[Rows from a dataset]
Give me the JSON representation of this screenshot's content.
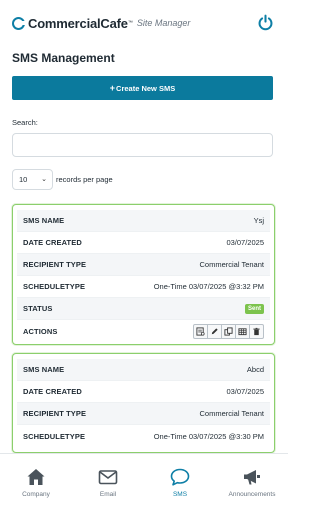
{
  "header": {
    "brand": "CommercialCafe",
    "trademark": "™",
    "subtitle": "Site Manager"
  },
  "page_title": "SMS Management",
  "create_button_label": "Create New SMS",
  "search": {
    "label": "Search:",
    "value": "",
    "placeholder": ""
  },
  "pagination": {
    "per_page_value": "10",
    "per_page_label": "records per page"
  },
  "records": [
    {
      "sms_name_key": "SMS NAME",
      "sms_name": "Ysj",
      "date_created_key": "DATE CREATED",
      "date_created": "03/07/2025",
      "recipient_type_key": "RECIPIENT TYPE",
      "recipient_type": "Commercial Tenant",
      "schedule_type_key": "SCHEDULETYPE",
      "schedule_type": "One-Time 03/07/2025 @3:32 PM",
      "status_key": "STATUS",
      "status": "Sent",
      "actions_key": "ACTIONS"
    },
    {
      "sms_name_key": "SMS NAME",
      "sms_name": "Abcd",
      "date_created_key": "DATE CREATED",
      "date_created": "03/07/2025",
      "recipient_type_key": "RECIPIENT TYPE",
      "recipient_type": "Commercial Tenant",
      "schedule_type_key": "SCHEDULETYPE",
      "schedule_type": "One-Time 03/07/2025 @3:30 PM"
    }
  ],
  "action_icons": [
    "view-icon",
    "edit-icon",
    "copy-icon",
    "table-icon",
    "delete-icon"
  ],
  "bottom_nav": [
    {
      "label": "Company",
      "icon": "home-icon",
      "active": false
    },
    {
      "label": "Email",
      "icon": "envelope-icon",
      "active": false
    },
    {
      "label": "SMS",
      "icon": "chat-bubble-icon",
      "active": true
    },
    {
      "label": "Announcements",
      "icon": "megaphone-icon",
      "active": false
    }
  ],
  "colors": {
    "primary": "#0b7a9d",
    "accent": "#0e7fa6",
    "card_border": "#8ccf6c",
    "status_sent": "#7cc34d"
  }
}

_WHAT YOU NEED TO DO_
Quote every record above exactly, leaving out any pictures.

_FINISHED EXERCISE_
Give me the JSON representation of this screenshot's content.
{
  "header": {
    "brand": "CommercialCafe",
    "trademark": "™",
    "subtitle": "Site Manager"
  },
  "page_title": "SMS Management",
  "create_button_label": "Create New SMS",
  "search": {
    "label": "Search:",
    "value": "",
    "placeholder": ""
  },
  "pagination": {
    "per_page_value": "10",
    "per_page_label": "records per page"
  },
  "records": [
    {
      "sms_name_key": "SMS NAME",
      "sms_name": "Ysj",
      "date_created_key": "DATE CREATED",
      "date_created": "03/07/2025",
      "recipient_type_key": "RECIPIENT TYPE",
      "recipient_type": "Commercial Tenant",
      "schedule_type_key": "SCHEDULETYPE",
      "schedule_type": "One-Time 03/07/2025 @3:32 PM",
      "status_key": "STATUS",
      "status": "Sent",
      "actions_key": "ACTIONS"
    },
    {
      "sms_name_key": "SMS NAME",
      "sms_name": "Abcd",
      "date_created_key": "DATE CREATED",
      "date_created": "03/07/2025",
      "recipient_type_key": "RECIPIENT TYPE",
      "recipient_type": "Commercial Tenant",
      "schedule_type_key": "SCHEDULETYPE",
      "schedule_type": "One-Time 03/07/2025 @3:30 PM"
    }
  ],
  "action_icons": [
    "view-icon",
    "edit-icon",
    "copy-icon",
    "table-icon",
    "delete-icon"
  ],
  "bottom_nav": [
    {
      "label": "Company",
      "icon": "home-icon",
      "active": false
    },
    {
      "label": "Email",
      "icon": "envelope-icon",
      "active": false
    },
    {
      "label": "SMS",
      "icon": "chat-bubble-icon",
      "active": true
    },
    {
      "label": "Announcements",
      "icon": "megaphone-icon",
      "active": false
    }
  ],
  "colors": {
    "primary": "#0b7a9d",
    "accent": "#0e7fa6",
    "card_border": "#8ccf6c",
    "status_sent": "#7cc34d"
  }
}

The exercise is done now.